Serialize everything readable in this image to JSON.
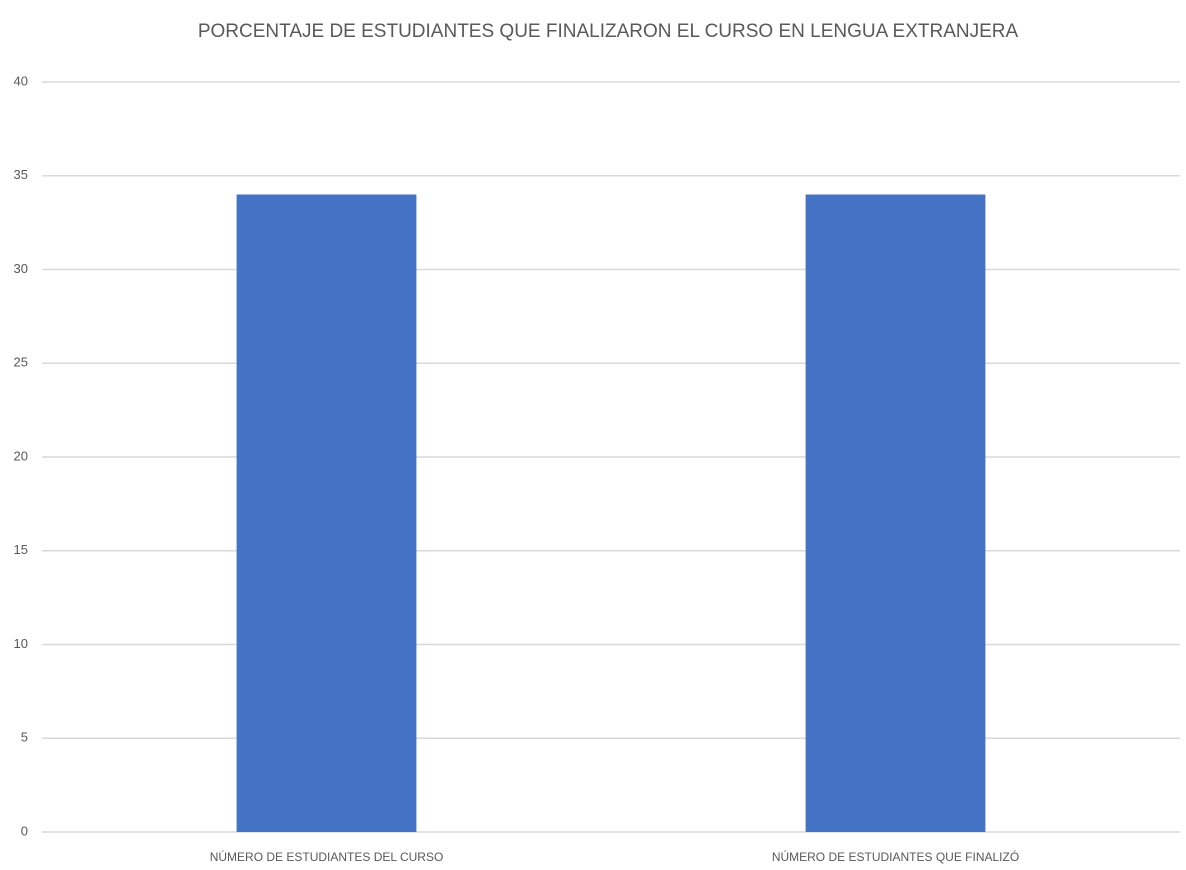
{
  "chart_data": {
    "type": "bar",
    "title": "PORCENTAJE DE ESTUDIANTES QUE FINALIZARON EL CURSO EN LENGUA EXTRANJERA",
    "categories": [
      "NÚMERO DE ESTUDIANTES DEL CURSO",
      "NÚMERO DE ESTUDIANTES QUE FINALIZÓ"
    ],
    "values": [
      34,
      34
    ],
    "color": "#4472c4",
    "ylim": [
      0,
      40
    ],
    "yticks": [
      0,
      5,
      10,
      15,
      20,
      25,
      30,
      35,
      40
    ],
    "grid": true
  }
}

※ ※ ※

* WHAT THE EXERCISE ASKS:
Quote the preceding records in their entirety, excluding every picture.

* RIGHT ANSWER:
Serialize everything readable in this image to JSON.
{
  "chart_data": {
    "type": "bar",
    "title": "PORCENTAJE DE ESTUDIANTES QUE FINALIZARON EL CURSO EN LENGUA EXTRANJERA",
    "categories": [
      "NÚMERO DE ESTUDIANTES DEL CURSO",
      "NÚMERO DE ESTUDIANTES QUE FINALIZÓ"
    ],
    "values": [
      34,
      34
    ],
    "color": "#4472c4",
    "ylim": [
      0,
      40
    ],
    "yticks": [
      0,
      5,
      10,
      15,
      20,
      25,
      30,
      35,
      40
    ],
    "grid": true
  }
}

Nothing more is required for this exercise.